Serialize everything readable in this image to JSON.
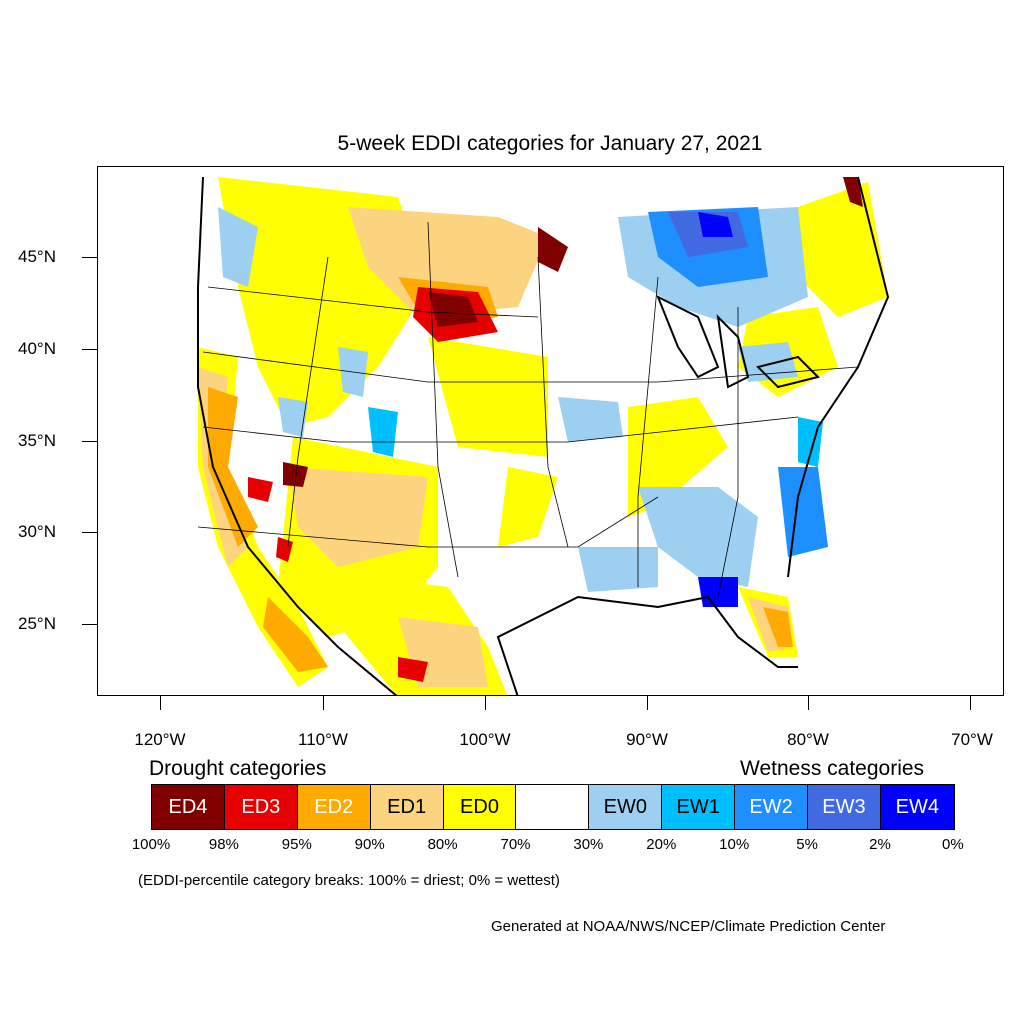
{
  "title": "5-week EDDI categories for January 27, 2021",
  "lat_labels": [
    "45°N",
    "40°N",
    "35°N",
    "30°N",
    "25°N"
  ],
  "lon_labels": [
    "120°W",
    "110°W",
    "100°W",
    "90°W",
    "80°W",
    "70°W"
  ],
  "legend": {
    "drought_heading": "Drought categories",
    "wetness_heading": "Wetness categories",
    "categories": [
      {
        "label": "ED4",
        "color": "#800000",
        "text_color": "#ffffff"
      },
      {
        "label": "ED3",
        "color": "#e60000",
        "text_color": "#ffffff"
      },
      {
        "label": "ED2",
        "color": "#ffaa00",
        "text_color": "#ffffff"
      },
      {
        "label": "ED1",
        "color": "#fcd37f",
        "text_color": "#000000"
      },
      {
        "label": "ED0",
        "color": "#ffff00",
        "text_color": "#000000"
      },
      {
        "label": "",
        "color": "#ffffff",
        "text_color": "#000000"
      },
      {
        "label": "EW0",
        "color": "#9ccff0",
        "text_color": "#000000"
      },
      {
        "label": "EW1",
        "color": "#00bfff",
        "text_color": "#000000"
      },
      {
        "label": "EW2",
        "color": "#1e8fff",
        "text_color": "#ffffff"
      },
      {
        "label": "EW3",
        "color": "#4169e1",
        "text_color": "#ffffff"
      },
      {
        "label": "EW4",
        "color": "#0000ff",
        "text_color": "#ffffff"
      }
    ],
    "breaks": [
      "100%",
      "98%",
      "95%",
      "90%",
      "80%",
      "70%",
      "30%",
      "20%",
      "10%",
      "5%",
      "2%",
      "0%"
    ]
  },
  "note": "(EDDI-percentile category breaks: 100% = driest; 0% = wettest)",
  "credit": "Generated at NOAA/NWS/NCEP/Climate Prediction Center"
}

**Do this**
Could you repeat all of the material exactly? Pictures should not be copied.

**Complete output**
Serialize everything readable in this image to JSON.
{
  "title": "5-week EDDI categories for January 27, 2021",
  "lat_labels": [
    "45°N",
    "40°N",
    "35°N",
    "30°N",
    "25°N"
  ],
  "lon_labels": [
    "120°W",
    "110°W",
    "100°W",
    "90°W",
    "80°W",
    "70°W"
  ],
  "legend": {
    "drought_heading": "Drought categories",
    "wetness_heading": "Wetness categories",
    "categories": [
      {
        "label": "ED4",
        "color": "#800000",
        "text_color": "#ffffff"
      },
      {
        "label": "ED3",
        "color": "#e60000",
        "text_color": "#ffffff"
      },
      {
        "label": "ED2",
        "color": "#ffaa00",
        "text_color": "#ffffff"
      },
      {
        "label": "ED1",
        "color": "#fcd37f",
        "text_color": "#000000"
      },
      {
        "label": "ED0",
        "color": "#ffff00",
        "text_color": "#000000"
      },
      {
        "label": "",
        "color": "#ffffff",
        "text_color": "#000000"
      },
      {
        "label": "EW0",
        "color": "#9ccff0",
        "text_color": "#000000"
      },
      {
        "label": "EW1",
        "color": "#00bfff",
        "text_color": "#000000"
      },
      {
        "label": "EW2",
        "color": "#1e8fff",
        "text_color": "#ffffff"
      },
      {
        "label": "EW3",
        "color": "#4169e1",
        "text_color": "#ffffff"
      },
      {
        "label": "EW4",
        "color": "#0000ff",
        "text_color": "#ffffff"
      }
    ],
    "breaks": [
      "100%",
      "98%",
      "95%",
      "90%",
      "80%",
      "70%",
      "30%",
      "20%",
      "10%",
      "5%",
      "2%",
      "0%"
    ]
  },
  "note": "(EDDI-percentile category breaks: 100% = driest; 0% = wettest)",
  "credit": "Generated at NOAA/NWS/NCEP/Climate Prediction Center"
}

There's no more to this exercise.